Every record must be repeated exactly, with no omission.

......

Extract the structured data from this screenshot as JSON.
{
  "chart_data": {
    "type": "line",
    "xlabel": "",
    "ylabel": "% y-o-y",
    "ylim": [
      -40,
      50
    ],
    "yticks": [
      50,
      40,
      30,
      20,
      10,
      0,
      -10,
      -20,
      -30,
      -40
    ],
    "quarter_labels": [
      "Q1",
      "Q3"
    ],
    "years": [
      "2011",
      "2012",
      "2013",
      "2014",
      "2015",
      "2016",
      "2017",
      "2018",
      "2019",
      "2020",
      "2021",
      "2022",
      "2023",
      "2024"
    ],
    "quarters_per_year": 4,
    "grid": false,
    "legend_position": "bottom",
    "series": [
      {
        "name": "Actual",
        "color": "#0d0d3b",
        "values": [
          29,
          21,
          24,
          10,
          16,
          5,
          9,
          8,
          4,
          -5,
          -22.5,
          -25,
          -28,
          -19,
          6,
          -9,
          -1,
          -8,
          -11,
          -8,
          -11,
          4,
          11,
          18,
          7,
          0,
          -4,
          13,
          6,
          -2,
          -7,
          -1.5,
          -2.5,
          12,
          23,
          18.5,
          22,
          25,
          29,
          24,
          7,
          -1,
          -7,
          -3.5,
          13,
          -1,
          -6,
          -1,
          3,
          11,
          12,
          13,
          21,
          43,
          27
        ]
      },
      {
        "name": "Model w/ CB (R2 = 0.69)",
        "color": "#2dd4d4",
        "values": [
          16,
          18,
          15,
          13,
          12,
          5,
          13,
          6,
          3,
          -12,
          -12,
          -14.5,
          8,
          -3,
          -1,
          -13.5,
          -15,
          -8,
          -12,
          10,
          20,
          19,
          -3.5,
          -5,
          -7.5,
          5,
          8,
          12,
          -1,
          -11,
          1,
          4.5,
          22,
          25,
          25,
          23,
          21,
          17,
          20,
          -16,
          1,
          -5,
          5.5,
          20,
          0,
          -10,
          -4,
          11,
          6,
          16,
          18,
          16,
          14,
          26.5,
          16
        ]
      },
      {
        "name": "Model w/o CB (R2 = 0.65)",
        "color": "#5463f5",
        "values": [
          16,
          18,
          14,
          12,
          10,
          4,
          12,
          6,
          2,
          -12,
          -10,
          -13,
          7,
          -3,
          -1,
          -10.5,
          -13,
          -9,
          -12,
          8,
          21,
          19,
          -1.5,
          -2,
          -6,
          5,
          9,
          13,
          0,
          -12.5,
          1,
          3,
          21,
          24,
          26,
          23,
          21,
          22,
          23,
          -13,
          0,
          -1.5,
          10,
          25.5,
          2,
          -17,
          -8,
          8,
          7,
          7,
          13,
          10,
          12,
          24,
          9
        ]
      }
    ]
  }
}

......

> [THE REPLY]
Extract the structured data from this screenshot as JSON.
{
  "chart_data": {
    "type": "line",
    "xlabel": "",
    "ylabel": "% y-o-y",
    "ylim": [
      -40,
      50
    ],
    "yticks": [
      50,
      40,
      30,
      20,
      10,
      0,
      -10,
      -20,
      -30,
      -40
    ],
    "quarter_labels": [
      "Q1",
      "Q3"
    ],
    "years": [
      "2011",
      "2012",
      "2013",
      "2014",
      "2015",
      "2016",
      "2017",
      "2018",
      "2019",
      "2020",
      "2021",
      "2022",
      "2023",
      "2024"
    ],
    "quarters_per_year": 4,
    "grid": false,
    "legend_position": "bottom",
    "series": [
      {
        "name": "Actual",
        "color": "#0d0d3b",
        "values": [
          29,
          21,
          24,
          10,
          16,
          5,
          9,
          8,
          4,
          -5,
          -22.5,
          -25,
          -28,
          -19,
          6,
          -9,
          -1,
          -8,
          -11,
          -8,
          -11,
          4,
          11,
          18,
          7,
          0,
          -4,
          13,
          6,
          -2,
          -7,
          -1.5,
          -2.5,
          12,
          23,
          18.5,
          22,
          25,
          29,
          24,
          7,
          -1,
          -7,
          -3.5,
          13,
          -1,
          -6,
          -1,
          3,
          11,
          12,
          13,
          21,
          43,
          27
        ]
      },
      {
        "name": "Model w/ CB (R2 = 0.69)",
        "color": "#2dd4d4",
        "values": [
          16,
          18,
          15,
          13,
          12,
          5,
          13,
          6,
          3,
          -12,
          -12,
          -14.5,
          8,
          -3,
          -1,
          -13.5,
          -15,
          -8,
          -12,
          10,
          20,
          19,
          -3.5,
          -5,
          -7.5,
          5,
          8,
          12,
          -1,
          -11,
          1,
          4.5,
          22,
          25,
          25,
          23,
          21,
          17,
          20,
          -16,
          1,
          -5,
          5.5,
          20,
          0,
          -10,
          -4,
          11,
          6,
          16,
          18,
          16,
          14,
          26.5,
          16
        ]
      },
      {
        "name": "Model w/o CB (R2 = 0.65)",
        "color": "#5463f5",
        "values": [
          16,
          18,
          14,
          12,
          10,
          4,
          12,
          6,
          2,
          -12,
          -10,
          -13,
          7,
          -3,
          -1,
          -10.5,
          -13,
          -9,
          -12,
          8,
          21,
          19,
          -1.5,
          -2,
          -6,
          5,
          9,
          13,
          0,
          -12.5,
          1,
          3,
          21,
          24,
          26,
          23,
          21,
          22,
          23,
          -13,
          0,
          -1.5,
          10,
          25.5,
          2,
          -17,
          -8,
          8,
          7,
          7,
          13,
          10,
          12,
          24,
          9
        ]
      }
    ]
  }
}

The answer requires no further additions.